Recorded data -
_ _ _ _ _

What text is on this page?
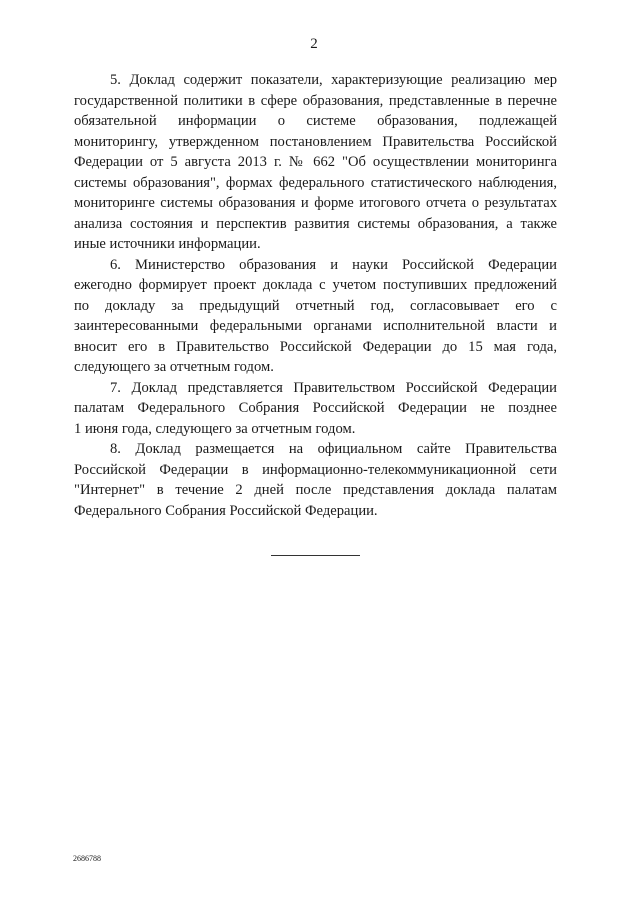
2

5. Доклад содержит показатели, характеризующие реализацию мер
государственной политики в сфере образования, представленные в перечне
обязательной информации о системе образования, подлежащей
мониторингу, утвержденном постановлением Правительства Российской
Федерации от 5 августа 2013 г. № 662 "Об осуществлении мониторинга
системы образования", формах федерального статистического наблюдения,
мониторинге системы образования и форме итогового отчета о результатах
анализа состояния и перспектив развития системы образования, а также
иные источники информации.

6. Министерство образования и науки Российской Федерации
ежегодно формирует проект доклада с учетом поступивших предложений
по докладу за предыдущий отчетный год, согласовывает его с
заинтересованными федеральными органами исполнительной власти и
вносит его в Правительство Российской Федерации до 15 мая года,
следующего за отчетным годом.

7. Доклад представляется Правительством Российской Федерации
палатам Федерального Собрания Российской Федерации не позднее
1 июня года, следующего за отчетным годом.

8. Доклад размещается на официальном сайте Правительства
Российской Федерации в информационно-телекоммуникационной сети
"Интернет" в течение 2 дней после представления доклада палатам
Федерального Собрания Российской Федерации.

2686788
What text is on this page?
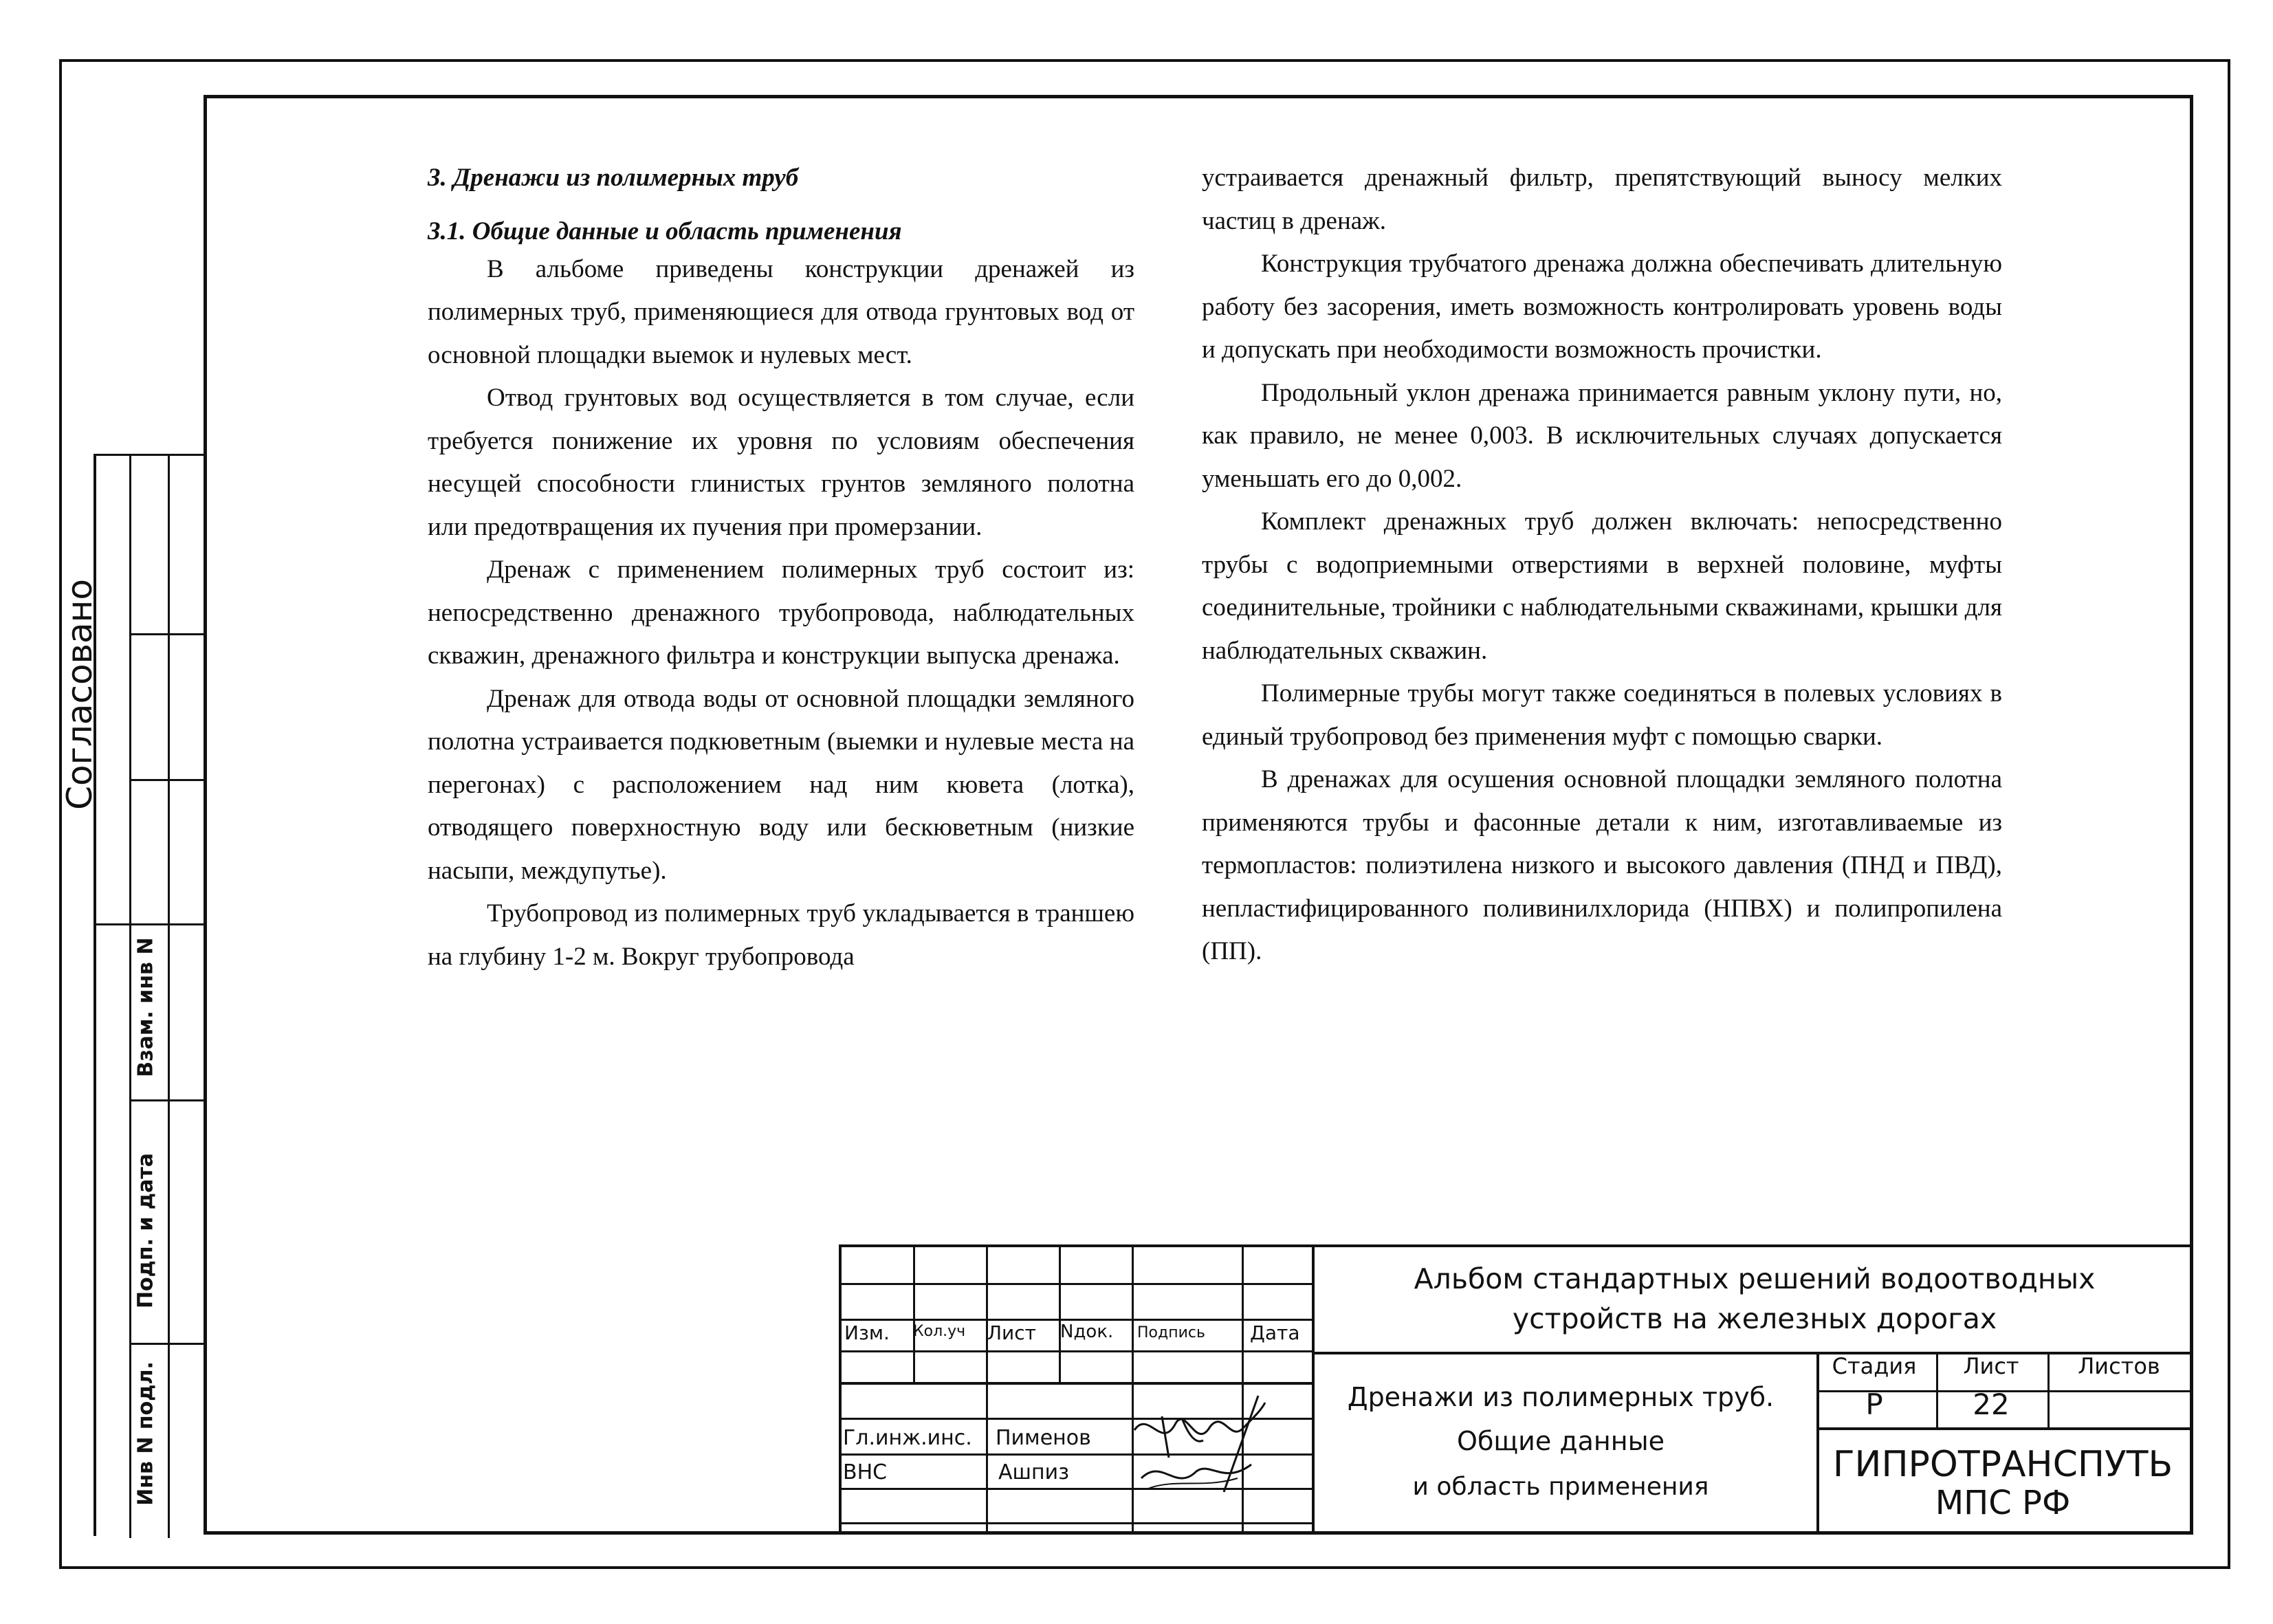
Согласовано
Взам. инв N
Подп. и дата
Инв N подл.

3. Дренажи из полимерных труб

3.1. Общие данные и область применения

В альбоме приведены конструкции дренажей из полимерных труб, применяющиеся для отвода грунтовых вод от основной площадки выемок и нулевых мест.

Отвод грунтовых вод осуществляется в том случае, если требуется понижение их уровня по условиям обеспечения несущей способности глинистых грунтов земляного полотна или предотвращения их пучения при промерзании.

Дренаж с применением полимерных труб состоит из: непосредственно дренажного трубопровода, наблюдательных скважин, дренажного фильтра и конструкции выпуска дренажа.

Дренаж для отвода воды от основной площадки земляного полотна устраивается подкюветным (выемки и нулевые места на перегонах) с расположением над ним кювета (лотка), отводящего поверхностную воду или бескюветным (низкие насыпи, междупутье).

Трубопровод из полимерных труб укладывается в траншею на глубину 1-2 м. Вокруг трубопровода

устраивается дренажный фильтр, препятствующий выносу мелких частиц в дренаж.

Конструкция трубчатого дренажа должна обеспечивать длительную работу без засорения, иметь возможность контролировать уровень воды и допускать при необходимости возможность прочистки.

Продольный уклон дренажа принимается равным уклону пути, но, как правило, не менее 0,003. В исключительных случаях допускается уменьшать его до 0,002.

Комплект дренажных труб должен включать: непосредственно трубы с водоприемными отверстиями в верхней половине, муфты соединительные, тройники с наблюдательными скважинами, крышки для наблюдательных скважин.

Полимерные трубы могут также соединяться в полевых условиях в единый трубопровод без применения муфт с помощью сварки.

В дренажах для осушения основной площадки земляного полотна применяются трубы и фасонные детали к ним, изготавливаемые из термопластов: полиэтилена низкого и высокого давления (ПНД и ПВД), непластифицированного поливинилхлорида (НПВХ) и полипропилена (ПП).

Изм. Кол.уч Лист Nдок. Подпись Дата
Гл.инж.инс. Пименов
ВНС	Ашпиз
Альбом стандартных решений водоотводных
устройств на железных дорогах
Дренажи из полимерных труб.
Общие данные
и область применения
Стадия	Лист	Листов
Р	22
ГИПРОТРАНСПУТЬ
МПС РФ
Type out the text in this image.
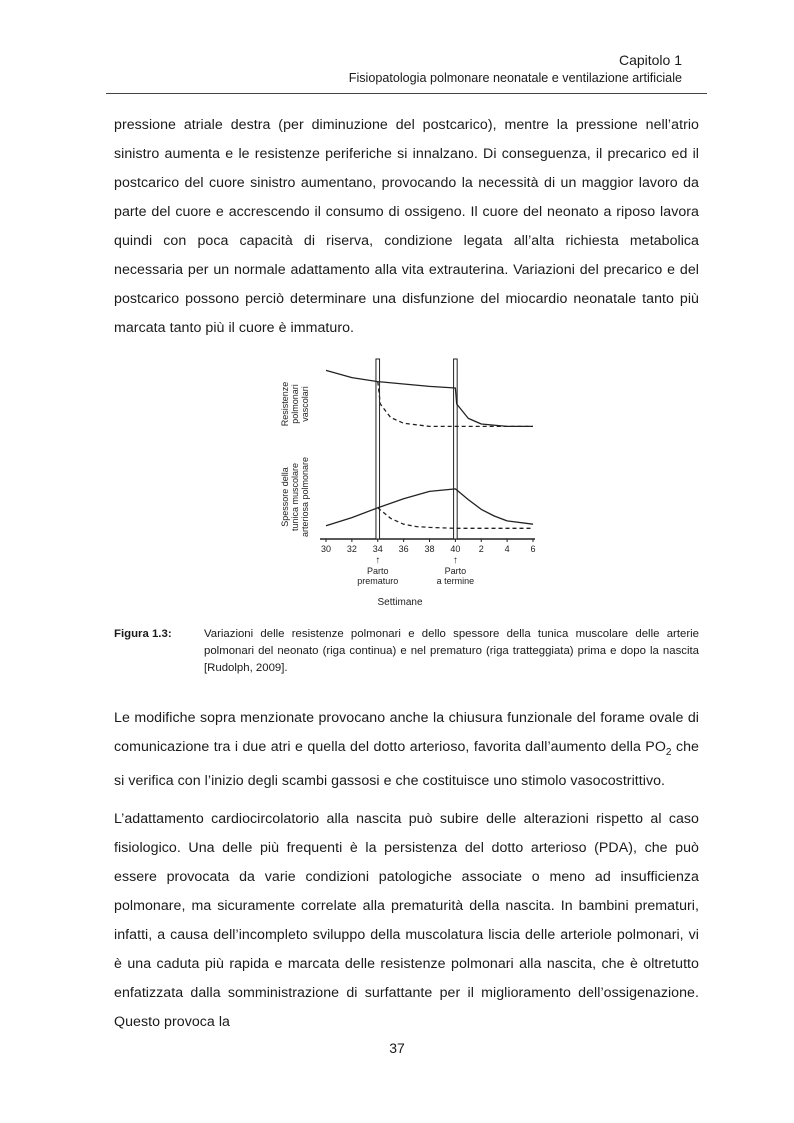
Capitolo 1
Fisiopatologia polmonare neonatale e ventilazione artificiale

pressione atriale destra (per diminuzione del postcarico), mentre la pressione nell’atrio sinistro aumenta e le resistenze periferiche si innalzano. Di conseguenza, il precarico ed il postcarico del cuore sinistro aumentano, provocando la necessità di un maggior lavoro da parte del cuore e accrescendo il consumo di ossigeno. Il cuore del neonato a riposo lavora quindi con poca capacità di riserva, condizione legata all’alta richiesta metabolica necessaria per un normale adattamento alla vita extrauterina. Variazioni del precarico e del postcarico possono perciò determinare una disfunzione del miocardio neonatale tanto più marcata tanto più il cuore è immaturo.

Resistenze polmonari vascolari
Spessore della tunica muscolare arteriosa polmonare
30 32 34 36 38 40 2 4 6
↑
Parto
prematuro
↑
Parto
a termine
Settimane
Figura 1.3:	Variazioni delle resistenze polmonari e dello spessore della tunica muscolare delle arterie polmonari del neonato (riga continua) e nel prematuro (riga tratteggiata) prima e dopo la nascita [Rudolph, 2009].

Le modifiche sopra menzionate provocano anche la chiusura funzionale del forame ovale di comunicazione tra i due atri e quella del dotto arterioso, favorita dall’aumento della $PO_2$ che si verifica con l’inizio degli scambi gassosi e che costituisce uno stimolo vasocostrittivo.

L’adattamento cardiocircolatorio alla nascita può subire delle alterazioni rispetto al caso fisiologico. Una delle più frequenti è la persistenza del dotto arterioso (PDA), che può essere provocata da varie condizioni patologiche associate o meno ad insufficienza polmonare, ma sicuramente correlate alla prematurità della nascita. In bambini prematuri, infatti, a causa dell’incompleto sviluppo della muscolatura liscia delle arteriole polmonari, vi è una caduta più rapida e marcata delle resistenze polmonari alla nascita, che è oltretutto enfatizzata dalla somministrazione di surfattante per il miglioramento dell’ossigenazione. Questo provoca la

37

_ _ _ _ _

What you will do -
Pick out each line that holds the string "конструкции".

Written answer -
В альбоме приведены конструкции дренажей из полимерных труб, применяющиеся для отвода грунтовых вод от основной площадки выемок и нулевых мест.
Дренаж с применением полимерных труб состоит из: непосредственно дренажного трубопровода, наблюдательных скважин, дренажного фильтра и конструкции выпуска дренажа.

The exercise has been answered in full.